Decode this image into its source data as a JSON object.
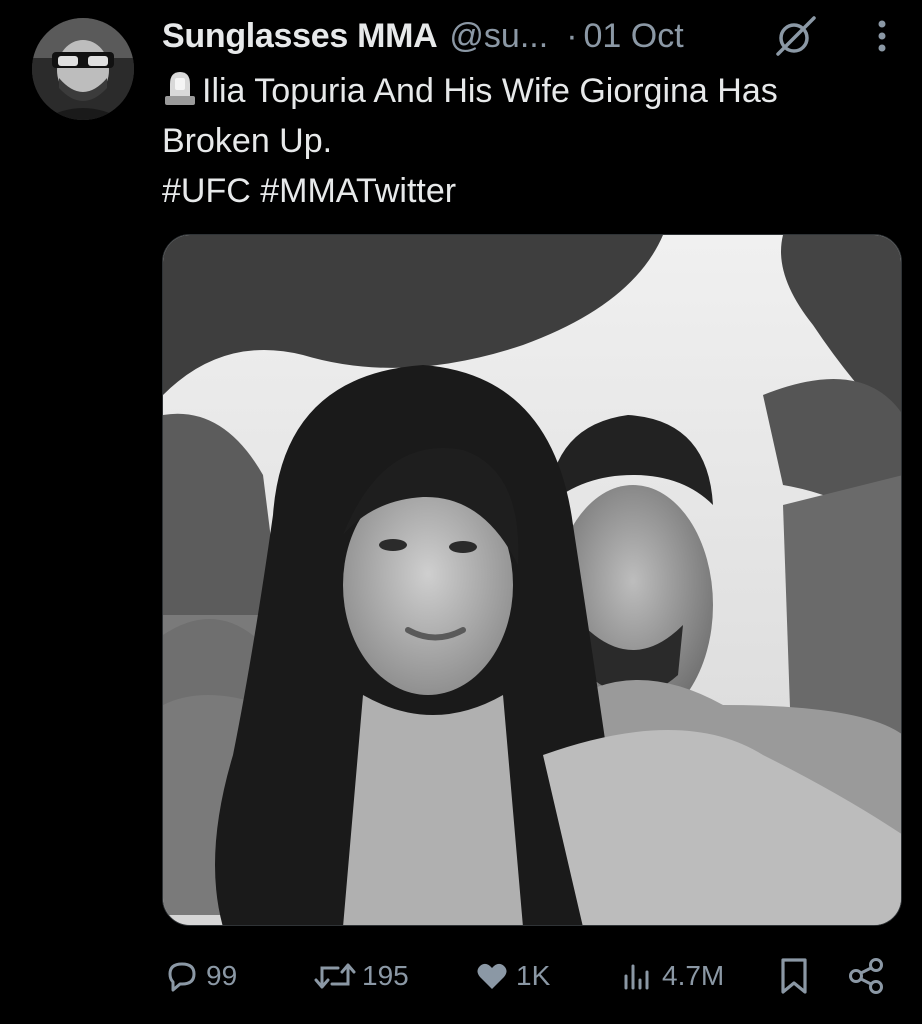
{
  "author": {
    "display_name": "Sunglasses MMA",
    "handle": "@su...",
    "separator": "·",
    "date": "01 Oct",
    "avatar_icon": "profile-avatar"
  },
  "tweet": {
    "emoji_icon": "police-light-emoji",
    "line1": "Ilia Topuria And His Wife Giorgina Has",
    "line2": "Broken Up.",
    "hashtags": "#UFC #MMATwitter"
  },
  "media": {
    "kind": "photo",
    "tone": "black-and-white"
  },
  "actions": {
    "replies": "99",
    "reposts": "195",
    "likes": "1K",
    "views": "4.7M"
  },
  "colors": {
    "background": "#000000",
    "text": "#e7e9ea",
    "muted": "#8b98a5"
  }
}
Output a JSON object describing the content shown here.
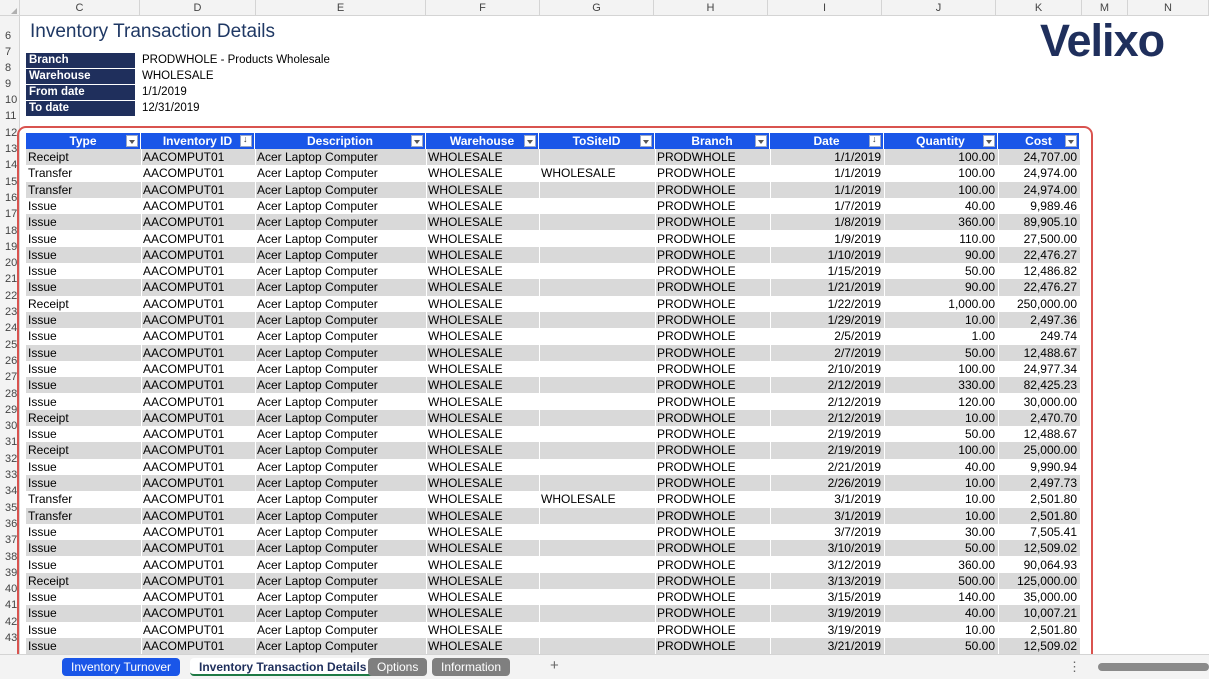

● ● ● ●

- **GOAL**
Every line is to be duplicated exactly, though pictures stay out.

- **REPLY TO THE TASK**
Decode this image into its source data as a JSON object.
{
  "author": {
    "display_name": "Sunglasses MMA",
    "handle": "@su...",
    "separator": "·",
    "date": "01 Oct",
    "avatar_icon": "profile-avatar"
  },
  "tweet": {
    "emoji_icon": "police-light-emoji",
    "line1": "Ilia Topuria And His Wife Giorgina Has",
    "line2": "Broken Up.",
    "hashtags": "#UFC #MMATwitter"
  },
  "media": {
    "kind": "photo",
    "tone": "black-and-white"
  },
  "actions": {
    "replies": "99",
    "reposts": "195",
    "likes": "1K",
    "views": "4.7M"
  },
  "colors": {
    "background": "#000000",
    "text": "#e7e9ea",
    "muted": "#8b98a5"
  }
}
Output a JSON object describing the content shown here.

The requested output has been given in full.